- **TASK DESCRIPTION**:
Show, in full, each line of the data that contains "only".

# # # # #

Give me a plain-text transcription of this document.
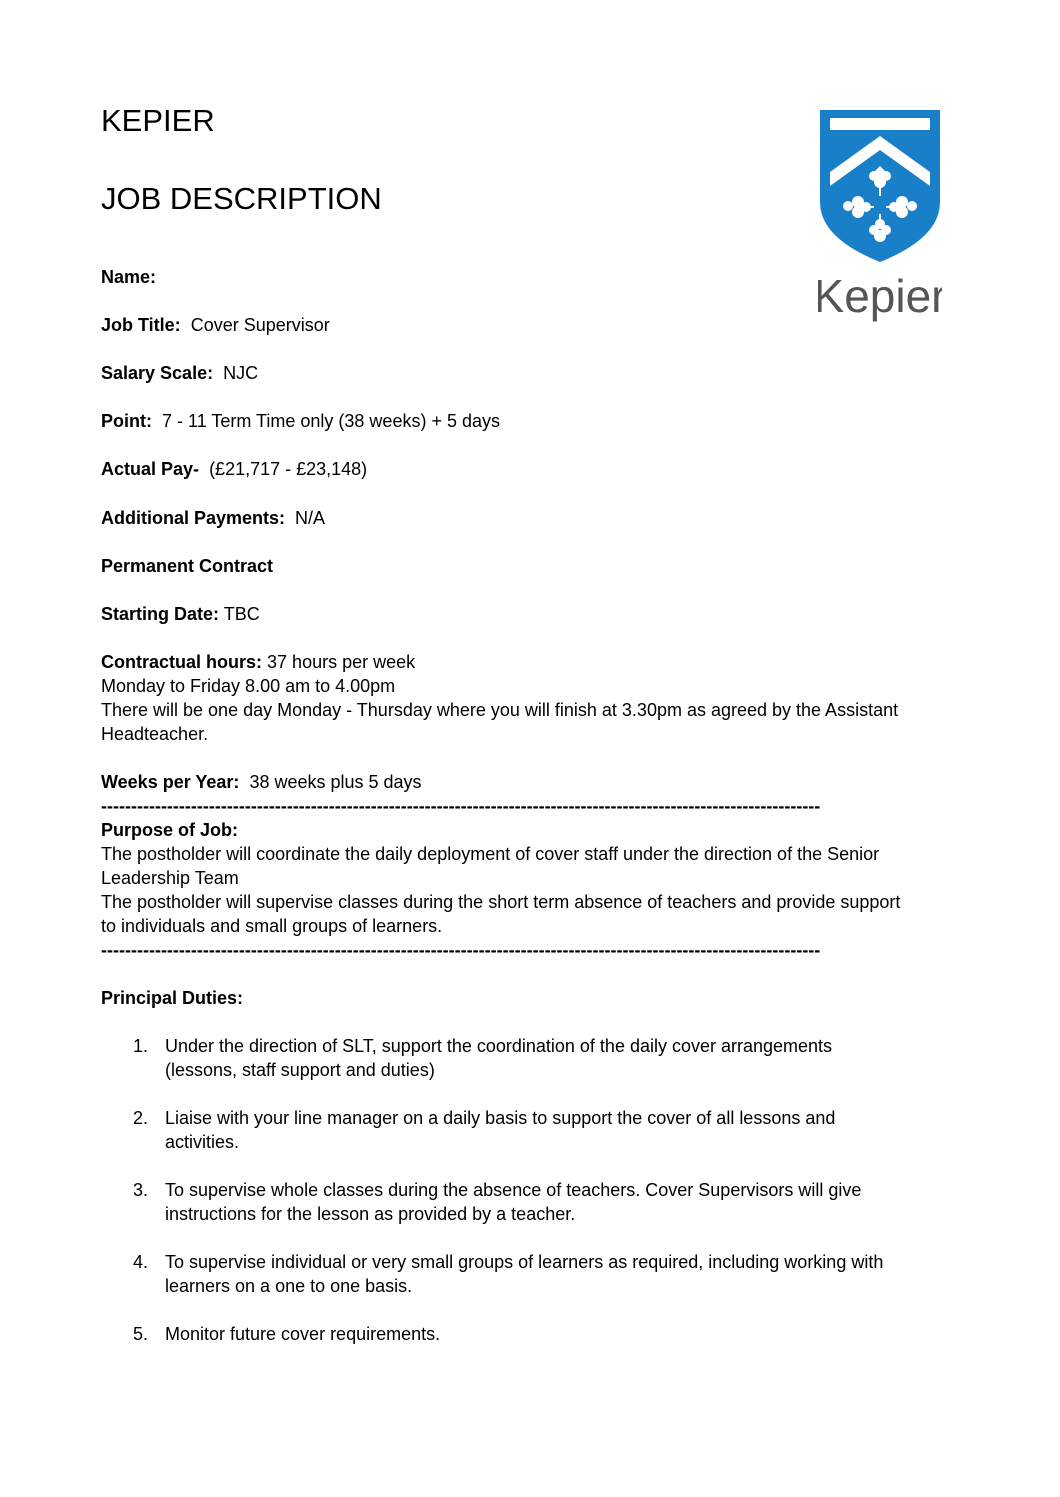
KEPIER
JOB DESCRIPTION
Kepier
Name:
Job Title: Cover Supervisor
Salary Scale: NJC
Point: 7 - 11 Term Time only (38 weeks) + 5 days
Actual Pay- (£21,717 - £23,148)
Additional Payments: N/A
Permanent Contract
Starting Date: TBC
Contractual hours: 37 hours per week
Monday to Friday 8.00 am to 4.00pm
There will be one day Monday - Thursday where you will finish at 3.30pm as agreed by the Assistant
Headteacher.
Weeks per Year: 38 weeks plus 5 days
------------------------------------------------------------------------------------------------------------------------
Purpose of Job:
The postholder will coordinate the daily deployment of cover staff under the direction of the Senior
Leadership Team
The postholder will supervise classes during the short term absence of teachers and provide support
to individuals and small groups of learners.
------------------------------------------------------------------------------------------------------------------------
Principal Duties:
1. Under the direction of SLT, support the coordination of the daily cover arrangements
(lessons, staff support and duties)
2. Liaise with your line manager on a daily basis to support the cover of all lessons and
activities.
3. To supervise whole classes during the absence of teachers. Cover Supervisors will give
instructions for the lesson as provided by a teacher.
4. To supervise individual or very small groups of learners as required, including working with
learners on a one to one basis.
5. Monitor future cover requirements.
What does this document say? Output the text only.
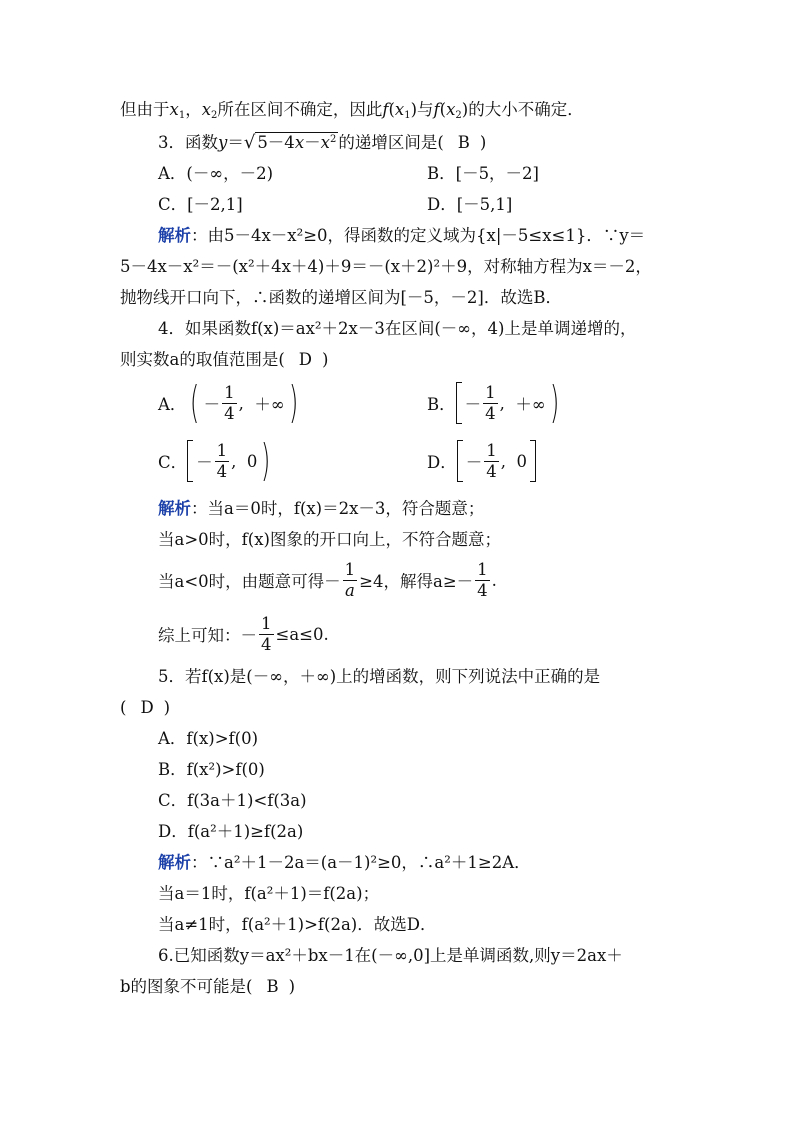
但由于$x_1$，$x_2$所在区间不确定，因此$f(x_1)$与$f(x_2)$的大小不确定．
3．函数y＝√ $5-4x-x^2$ 的递增区间是( B )
A．(－∞，－2)	B．[－5，－2]
C．[－2,1]	D．[－5,1]
解析：由5－4x－x²≥0，得函数的定义域为{x|－5≤x≤1}．∵y＝
5－4x－x²＝－(x²＋4x＋4)＋9＝－(x＋2)²＋9，对称轴方程为x＝－2，
抛物线开口向下，∴函数的递增区间为[－5，－2]．故选B．
4．如果函数f(x)＝ax²＋2x－3在区间(－∞，4)上是单调递增的，
则实数a的取值范围是( D )
A． ( － $\frac{1}{4}$ , ＋∞ )	B． － $\frac{1}{4}$ , ＋∞ )
C． － $\frac{1}{4}$ , 0 )	D． － $\frac{1}{4}$ , 0
解析：当a＝0时，f(x)＝2x－3，符合题意；
当a>0时，f(x)图象的开口向上，不符合题意；
当a<0时，由题意可得－ $\frac{1}{a} \ge 4$，解得$a\ge- \frac{1}{4}$ .
综上可知：－ $\frac{1}{4} \le a\le 0$.
5．若f(x)是(－∞，＋∞)上的增函数，则下列说法中正确的是
( D )
A．f(x)>f(0)
B．f(x²)>f(0)
C．f(3a＋1)<f(3a)
D．f(a²＋1)≥f(2a)
解析：∵a²＋1－2a＝(a－1)²≥0，∴a²＋1≥2A．
当a＝1时，f(a²＋1)＝f(2a)；
当a≠1时，f(a²＋1)>f(2a)．故选D．
6.已知函数y＝ax²＋bx－1在(－∞,0]上是单调函数,则y＝2ax＋
b的图象不可能是( B )
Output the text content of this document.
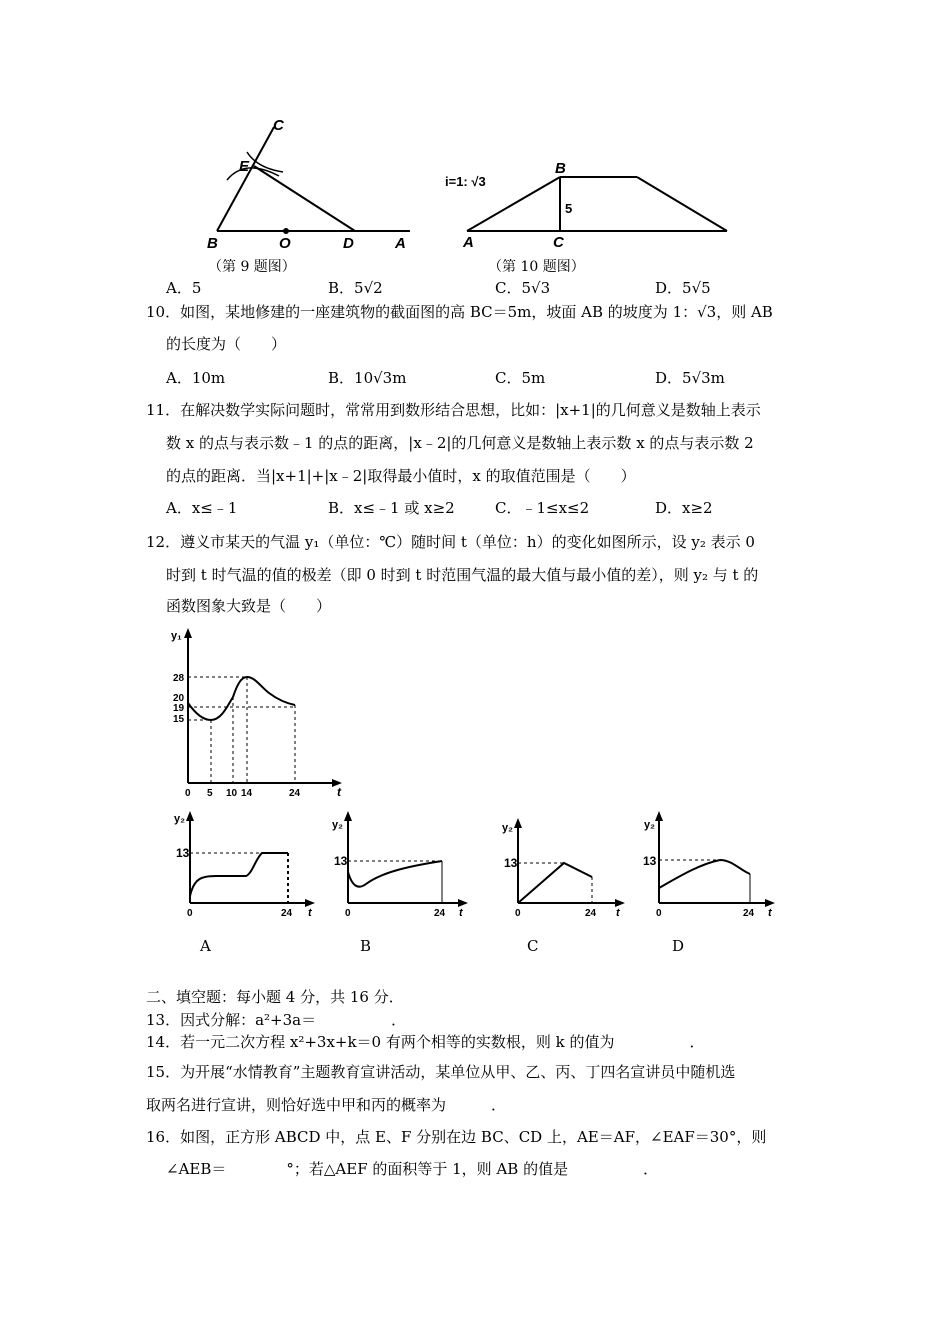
C
E
B	O	D	A
（第 9 题图）
i=1: √3
B
A	C
5
（第 10 题图）
A．5	B．5√2	C．5√3	D．5√5
10．如图，某地修建的一座建筑物的截面图的高 BC＝5m，坡面 AB 的坡度为 1：√3，则 AB
的长度为（　　）
A．10m	B．10√3m	C．5m	D．5√3m
11．在解决数学实际问题时，常常用到数形结合思想，比如：|x+1|的几何意义是数轴上表示
数 x 的点与表示数﹣1 的点的距离，|x﹣2|的几何意义是数轴上表示数 x 的点与表示数 2
的点的距离．当|x+1|+|x﹣2|取得最小值时，x 的取值范围是（　　）
A．x≤﹣1	B．x≤﹣1 或 x≥2	C．﹣1≤x≤2	D．x≥2
12．遵义市某天的气温 y₁（单位：℃）随时间 t（单位：h）的变化如图所示，设 y₂ 表示 0
时到 t 时气温的值的极差（即 0 时到 t 时范围气温的最大值与最小值的差），则 y₂ 与 t 的
函数图象大致是（　　）
y₁
28
20
19
15
0 5 10 14	24	t
y₂
13
0	24 t
A
y₂
13
0	24 t
B
y₂
13
0	24 t
C
y₂
13
0	24 t
D
二、填空题：每小题 4 分，共 16 分．
13．因式分解：a²+3a＝　　　　　．
14．若一元二次方程 x²+3x+k＝0 有两个相等的实数根，则 k 的值为　　　　　．
15．为开展“水情教育”主题教育宣讲活动，某单位从甲、乙、丙、丁四名宣讲员中随机选
取两名进行宣讲，则恰好选中甲和丙的概率为　　　．
16．如图，正方形 ABCD 中，点 E、F 分别在边 BC、CD 上，AE＝AF，∠EAF＝30°，则
∠AEB＝　　　　°；若△AEF 的面积等于 1，则 AB 的值是　　　　　．
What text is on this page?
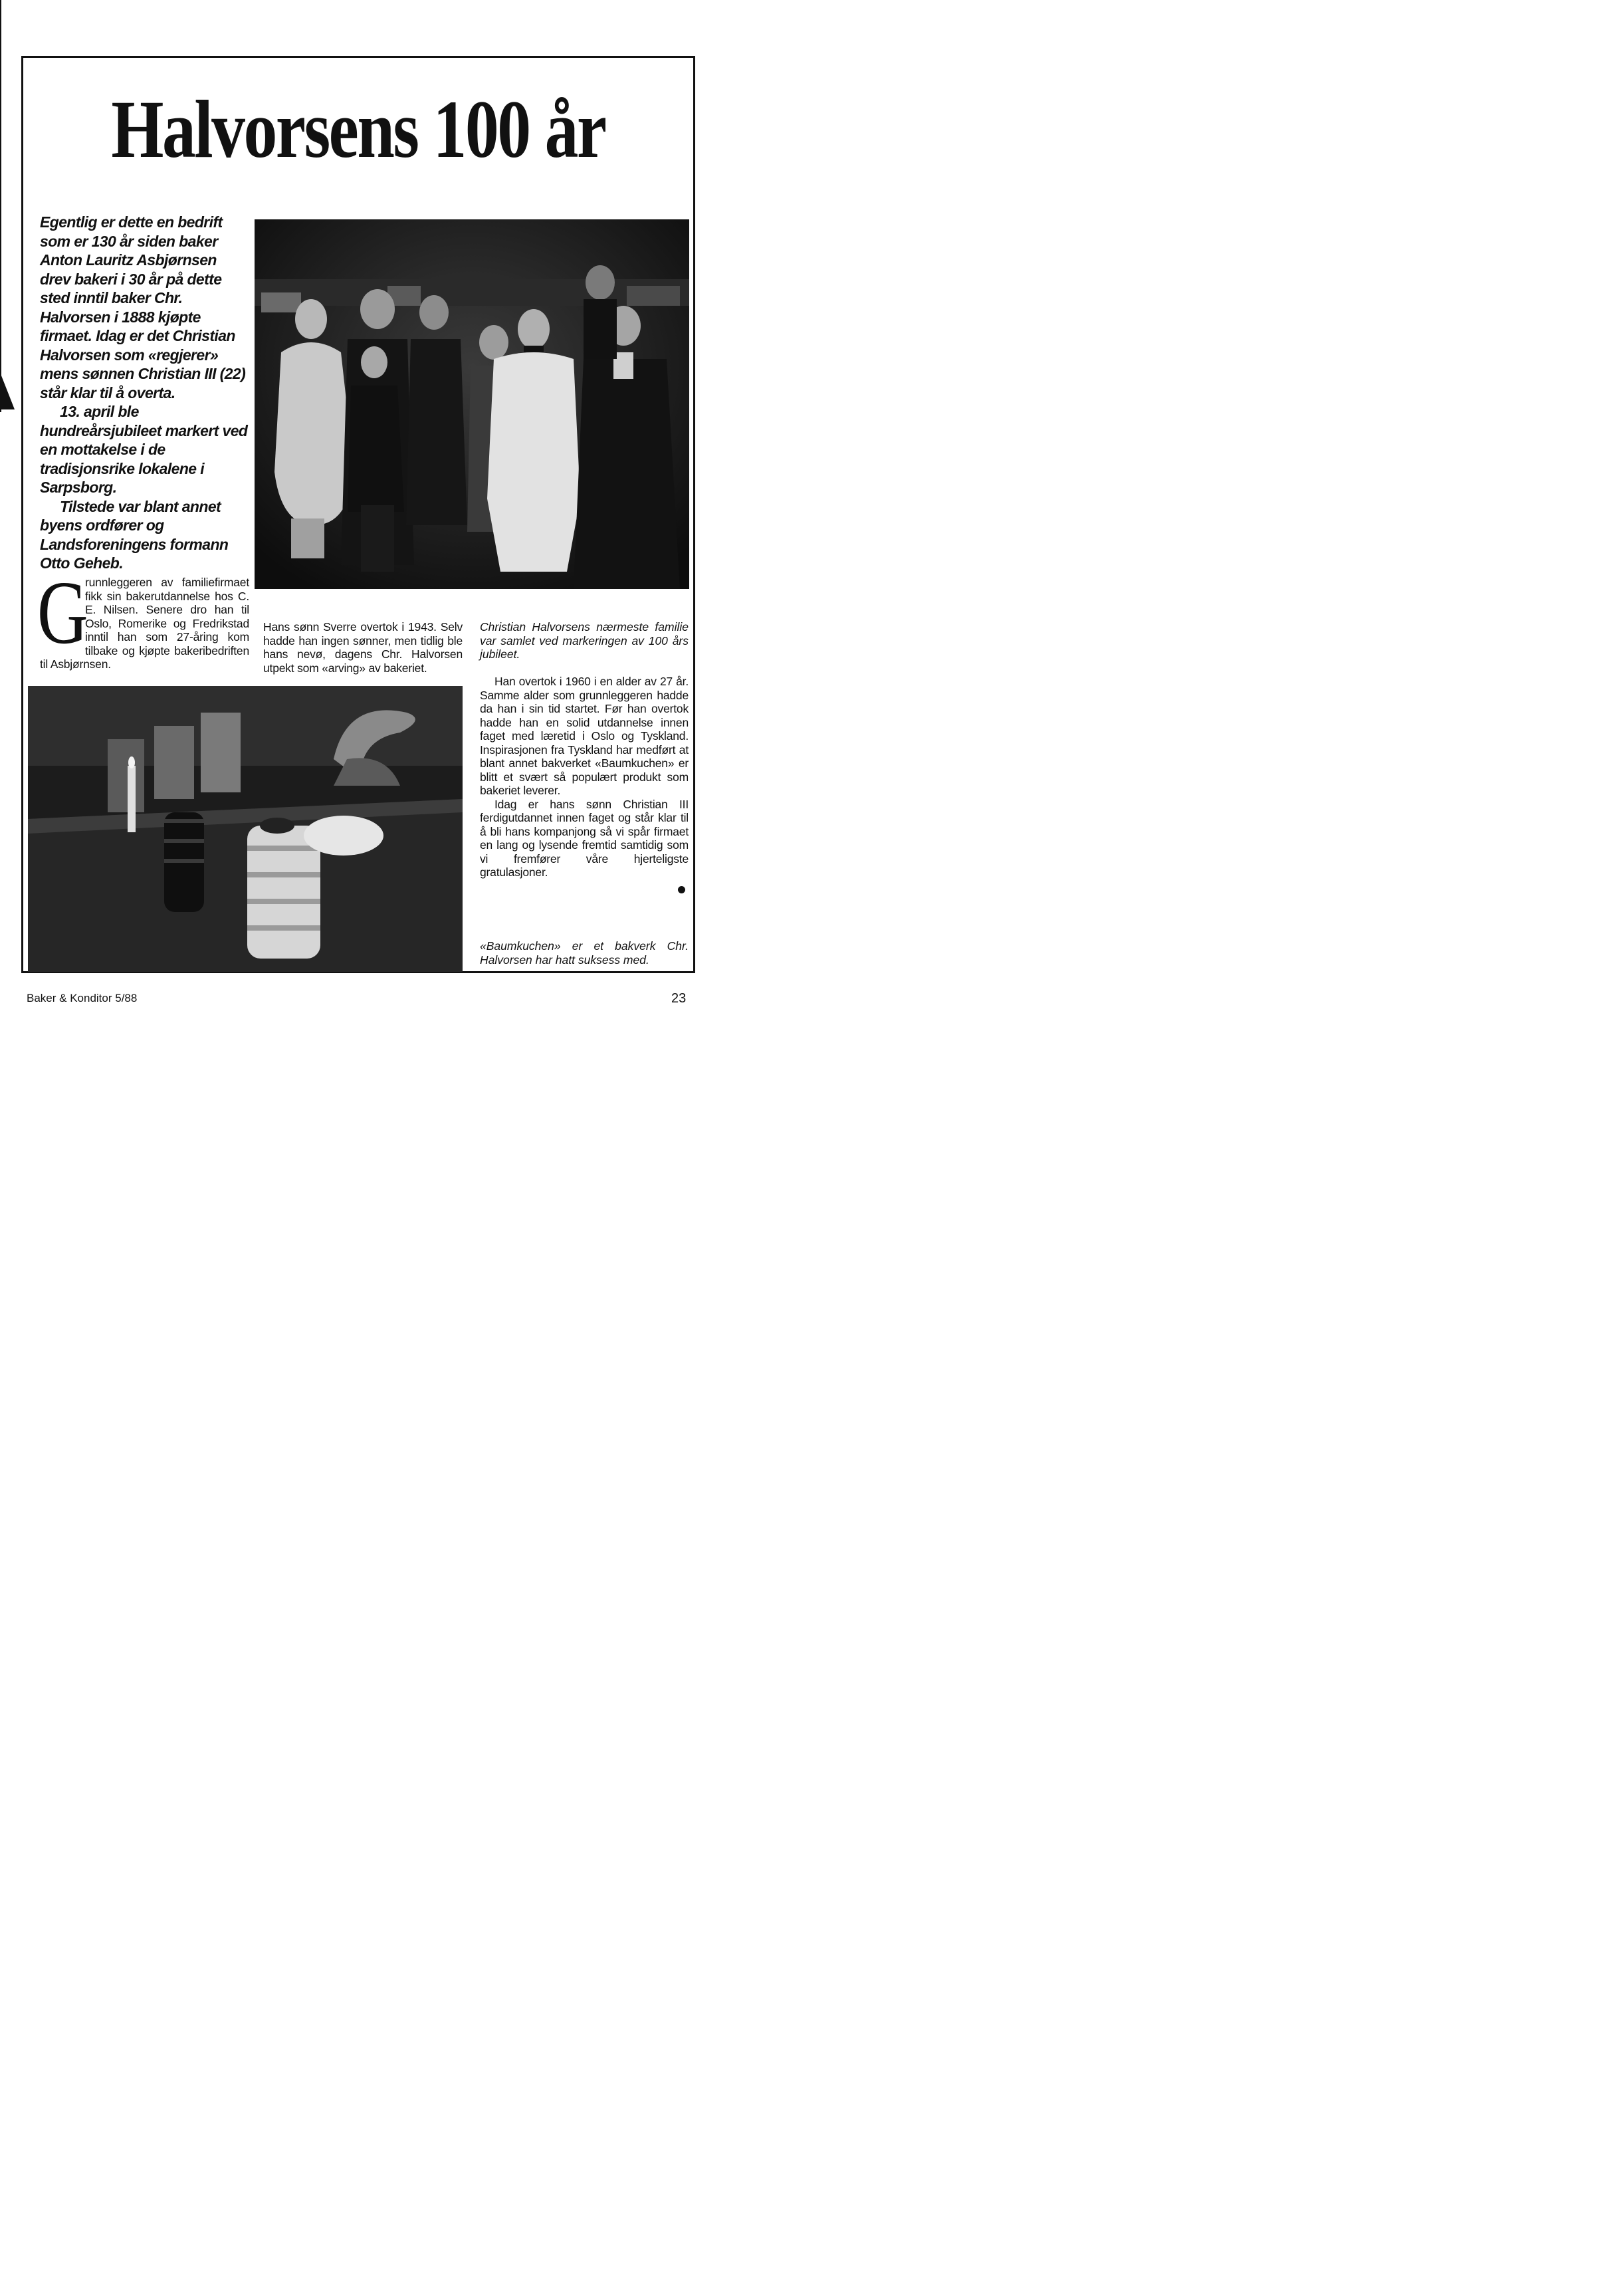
Halvorsens 100 år

Egentlig er dette en bedrift som er 130 år siden baker Anton Lauritz Asbjørnsen drev bakeri i 30 år på dette sted inntil baker Chr. Halvorsen i 1888 kjøpte firmaet. Idag er det Christian Halvorsen som «regjerer» mens sønnen Christian III (22) står klar til å overta.

13. april ble hundreårsjubileet markert ved en mottakelse i de tradisjonsrike lokalene i Sarpsborg.

Tilstede var blant annet byens ordfører og Landsforeningens formann Otto Geheb.

G
runnleggeren av familiefirmaet fikk sin bakerutdannelse hos C. E. Nilsen. Senere dro han til Oslo, Romerike og Fredrikstad inntil han som 27-åring kom tilbake og kjøpte bakeribedriften til Asbjørnsen.

Hans sønn Sverre overtok i 1943. Selv hadde han ingen sønner, men tidlig ble hans nevø, dagens Chr. Halvorsen utpekt som «arving» av bakeriet.

Christian Halvorsens nærmeste familie var samlet ved markeringen av 100 års jubileet.

Han overtok i 1960 i en alder av 27 år. Samme alder som grunnleggeren hadde da han i sin tid startet. Før han overtok hadde han en solid utdannelse innen faget med læretid i Oslo og Tyskland. Inspirasjonen fra Tyskland har medført at blant annet bakverket «Baumkuchen» er blitt et svært så populært produkt som bakeriet leverer.

Idag er hans sønn Christian III ferdigutdannet innen faget og står klar til å bli hans kompanjong så vi spår firmaet en lang og lysende fremtid samtidig som vi fremfører våre hjerteligste gratulasjoner.

«Baumkuchen» er et bakverk Chr. Halvorsen har hatt suksess med.

Baker & Konditor 5/88	23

# # # # #

- **ANSWER TO THE PROBLEM**:
Point: 7 - 11 Term Time only (38 weeks) + 5 days
What does this document say? Output the text only.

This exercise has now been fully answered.